(Direction)
Find all lines in the listing that include the word "achievement", then copy them.

(Exercise inputs)
● ● ● ●

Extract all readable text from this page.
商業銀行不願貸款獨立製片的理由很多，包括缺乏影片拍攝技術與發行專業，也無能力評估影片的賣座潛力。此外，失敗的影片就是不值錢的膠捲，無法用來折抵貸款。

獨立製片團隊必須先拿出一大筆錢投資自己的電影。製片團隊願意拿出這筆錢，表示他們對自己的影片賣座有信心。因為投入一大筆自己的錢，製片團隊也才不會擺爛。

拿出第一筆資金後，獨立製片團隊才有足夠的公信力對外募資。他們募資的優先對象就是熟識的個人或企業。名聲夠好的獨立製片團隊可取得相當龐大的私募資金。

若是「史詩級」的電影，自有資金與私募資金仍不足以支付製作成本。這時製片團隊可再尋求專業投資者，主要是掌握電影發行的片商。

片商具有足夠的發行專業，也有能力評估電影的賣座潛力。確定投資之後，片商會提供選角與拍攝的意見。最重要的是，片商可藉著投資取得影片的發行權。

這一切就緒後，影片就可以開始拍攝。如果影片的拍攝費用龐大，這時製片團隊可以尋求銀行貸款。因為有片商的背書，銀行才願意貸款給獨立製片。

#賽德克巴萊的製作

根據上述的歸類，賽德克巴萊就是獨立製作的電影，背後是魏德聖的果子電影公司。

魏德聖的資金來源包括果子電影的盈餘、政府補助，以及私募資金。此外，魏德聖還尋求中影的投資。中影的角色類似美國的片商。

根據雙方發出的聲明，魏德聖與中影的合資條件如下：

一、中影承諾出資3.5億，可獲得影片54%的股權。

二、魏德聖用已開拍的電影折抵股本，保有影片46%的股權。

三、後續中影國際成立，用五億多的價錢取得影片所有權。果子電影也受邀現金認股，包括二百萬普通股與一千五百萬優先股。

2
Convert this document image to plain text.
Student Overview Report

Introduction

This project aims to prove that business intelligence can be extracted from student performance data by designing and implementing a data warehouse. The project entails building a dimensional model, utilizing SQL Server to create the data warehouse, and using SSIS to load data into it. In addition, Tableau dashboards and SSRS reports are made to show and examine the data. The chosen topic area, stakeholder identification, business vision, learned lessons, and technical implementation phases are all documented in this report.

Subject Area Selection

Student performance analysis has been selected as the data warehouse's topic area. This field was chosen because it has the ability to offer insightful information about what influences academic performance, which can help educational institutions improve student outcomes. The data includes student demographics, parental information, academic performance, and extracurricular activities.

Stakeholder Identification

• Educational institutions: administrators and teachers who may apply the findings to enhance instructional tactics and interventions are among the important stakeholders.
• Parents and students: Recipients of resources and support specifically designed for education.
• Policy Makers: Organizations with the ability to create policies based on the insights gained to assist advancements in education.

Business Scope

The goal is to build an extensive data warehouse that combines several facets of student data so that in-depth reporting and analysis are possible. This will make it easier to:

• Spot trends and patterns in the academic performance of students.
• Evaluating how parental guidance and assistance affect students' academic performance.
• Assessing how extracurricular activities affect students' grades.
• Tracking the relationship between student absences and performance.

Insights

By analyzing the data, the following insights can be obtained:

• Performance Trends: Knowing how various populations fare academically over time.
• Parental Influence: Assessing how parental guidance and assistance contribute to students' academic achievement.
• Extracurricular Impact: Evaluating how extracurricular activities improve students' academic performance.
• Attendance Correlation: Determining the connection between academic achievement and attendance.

● ● ● ●

(Answer to this exercise)
• Parental Influence: Assessing how parental guidance and assistance contribute to students' academic achievement.
• Attendance Correlation: Determining the connection between academic achievement and attendance.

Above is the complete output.